What led a highly esteemed academic professional from a life of teaching to illicit sharing of insider information?
According to a recent New York Times article, the corrupting influence of money drove respected doctor, dementia researcher and University of Michigan professor Sidney Gilman to breach his ethical responsibilities when he consulted with a variety of financial services firms as an expert.
It is an interesting look inside the life of a man who was described as “grandfatherly” and as having a great gift for teaching. At least, it is a much of a look as one can get given that Dr. Gilman declined to comment for the story.
Dr. Gilman has reached a non-prosecution agreement with authorities in exchange for forfeiting $234,000 of his earnings from Gerson Lehrman and drug company Wyeth (for whom he was directing trials of the Alzheimer’s drug, bapineuzumab, when he allegedly leaked information to Matthew Martoma of SAC Capital.) Dr. Gilman has also agreed to answer all of the authorities’ questions.
According to the Times, Dr. Gilman’s career trajectory took a decided turn around 2000, when he scaled back his secondary commitments, including contributing to journals of academic research, and began connecting with institutional investors via expert networks. He picked up about 50 to 100 one hour meetings with investors per year, at a rate of $1000 per hour.
One long-time acquaintance, neurologist Kenneth Fischbeck, speculated that what drew Dr. Gilman to the expert networks was the same thing that drew him to teaching: passing along useful information.
In the case of expert networks, though, some information is too useful to be passed on legally. That appears to be where Mr. Gilman ran into trouble.

:: WORK REQUEST ::
Carry the article on Sidney Gilman and insider information forward from its last sentence.

:: RECORD EXCERPTS ::
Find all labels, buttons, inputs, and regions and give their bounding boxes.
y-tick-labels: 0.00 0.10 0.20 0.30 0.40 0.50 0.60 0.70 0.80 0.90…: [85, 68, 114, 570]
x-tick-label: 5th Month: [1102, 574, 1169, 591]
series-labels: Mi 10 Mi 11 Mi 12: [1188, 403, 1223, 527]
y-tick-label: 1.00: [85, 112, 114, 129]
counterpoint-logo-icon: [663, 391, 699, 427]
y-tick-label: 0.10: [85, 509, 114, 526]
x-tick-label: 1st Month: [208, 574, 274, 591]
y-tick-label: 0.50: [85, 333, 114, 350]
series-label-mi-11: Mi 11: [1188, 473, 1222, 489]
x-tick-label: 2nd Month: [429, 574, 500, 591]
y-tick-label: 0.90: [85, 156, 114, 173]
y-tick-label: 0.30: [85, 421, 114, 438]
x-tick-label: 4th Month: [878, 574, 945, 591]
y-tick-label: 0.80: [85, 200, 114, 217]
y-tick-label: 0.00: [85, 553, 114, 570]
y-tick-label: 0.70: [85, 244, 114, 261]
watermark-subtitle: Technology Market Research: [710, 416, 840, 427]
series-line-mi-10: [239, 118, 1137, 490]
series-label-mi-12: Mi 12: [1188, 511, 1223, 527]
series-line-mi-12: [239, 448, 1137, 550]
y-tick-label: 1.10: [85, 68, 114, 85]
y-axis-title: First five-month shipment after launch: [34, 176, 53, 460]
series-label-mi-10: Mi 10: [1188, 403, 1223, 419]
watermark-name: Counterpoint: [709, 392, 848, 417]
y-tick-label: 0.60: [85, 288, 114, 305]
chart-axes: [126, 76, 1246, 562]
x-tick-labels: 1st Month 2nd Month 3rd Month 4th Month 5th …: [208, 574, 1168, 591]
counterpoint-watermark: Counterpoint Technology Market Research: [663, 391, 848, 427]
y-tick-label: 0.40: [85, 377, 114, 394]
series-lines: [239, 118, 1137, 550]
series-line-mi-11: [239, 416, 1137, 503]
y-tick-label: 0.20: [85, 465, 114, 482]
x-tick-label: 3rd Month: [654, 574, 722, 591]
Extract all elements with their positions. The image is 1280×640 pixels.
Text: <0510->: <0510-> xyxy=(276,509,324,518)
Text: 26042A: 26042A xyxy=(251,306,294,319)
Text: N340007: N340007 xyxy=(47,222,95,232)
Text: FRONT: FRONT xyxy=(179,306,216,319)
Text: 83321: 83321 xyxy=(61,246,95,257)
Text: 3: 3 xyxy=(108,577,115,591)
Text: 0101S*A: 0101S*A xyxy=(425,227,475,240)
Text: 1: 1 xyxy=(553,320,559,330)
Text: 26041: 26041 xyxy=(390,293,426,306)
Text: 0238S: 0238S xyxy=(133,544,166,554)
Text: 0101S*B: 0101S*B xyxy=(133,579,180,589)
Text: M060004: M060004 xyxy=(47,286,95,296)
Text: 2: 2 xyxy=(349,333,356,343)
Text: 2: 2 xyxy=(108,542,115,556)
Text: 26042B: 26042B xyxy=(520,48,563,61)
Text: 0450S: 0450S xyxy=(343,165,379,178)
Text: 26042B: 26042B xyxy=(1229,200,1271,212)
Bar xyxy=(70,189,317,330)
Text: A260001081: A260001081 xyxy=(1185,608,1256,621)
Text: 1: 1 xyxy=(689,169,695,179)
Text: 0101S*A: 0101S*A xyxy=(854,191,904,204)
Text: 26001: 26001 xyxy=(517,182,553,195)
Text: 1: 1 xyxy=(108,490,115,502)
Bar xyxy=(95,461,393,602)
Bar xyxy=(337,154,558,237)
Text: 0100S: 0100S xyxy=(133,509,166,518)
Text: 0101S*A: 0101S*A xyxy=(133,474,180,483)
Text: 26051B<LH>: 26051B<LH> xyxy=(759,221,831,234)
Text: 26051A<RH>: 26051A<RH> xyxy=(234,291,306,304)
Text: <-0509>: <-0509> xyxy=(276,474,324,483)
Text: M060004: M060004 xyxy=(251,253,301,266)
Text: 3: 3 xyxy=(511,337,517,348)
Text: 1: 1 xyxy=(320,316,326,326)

:: RESULT ::
In 2006, SAC Capital trader Matthew Martoma asked Gerson Lehrman to refer an expert with knowledge of bapineuzumab, an Alzheimer’s drug under development at the time. The firm referred Dr. Gilman, but told him not to talk about the drug with Mr. Martoma. One would imagine that such a request was accompanied by a wink and a nod. Why would the firm have given Mr. Martoma access to such a privileged insider, if not for the material information he could provide?
The two men had 42 subsequent meetings in which Dr. Gilman passed on nonpublic results of clinical trials, ultimately resulting in net gains and avoided losses totaling $276 million for Mr. Martoma’s fund, CR Intrinsic.
Was it truly the love of money, and the luxe lifestyle that accompanies it, which drove Dr. Gilman on an errant path? The Times quotes a 17-year-old girl who happened to sit next to Dr. Gilman on an airplane. She said of their casual conversation on board the flight, “I wouldn’t say he was egotistical because he didn’t come across as obnoxious, but he definitely mentioned the kind of lifestyle that he had.” According to the Times, Dr. Gilman’s activities at Gerson Lehrman brought in an extra $100,000+ of income per year, on top of his $258,000 salary at the University of Michigan. He kept his additional income quiet; few of his Michigan-based colleagues noticed a difference in his style of living.
And yet, Dr. Gilman and the other experts employed by expert network firms are far from expected to share insider information with their clients. Of course, such behavior is expressly forbidden by the expert network firms, which, one hopes, have a robust compliance culture in place that allows them to monitor conversations and keep activities legal. (For a more in-depth look at the politics of compliance at an expert network, click here.) As such, Dr. Gilman could have earned the same supplemental income (and the lifestyle perks afforded by his relationships to the New York finance world) without breaking the law.
Further, as Dr. Gilman is not accused of pocketing any additional financial rewards from his clients, one can assume that he did not actually have a financial incentive to break the law.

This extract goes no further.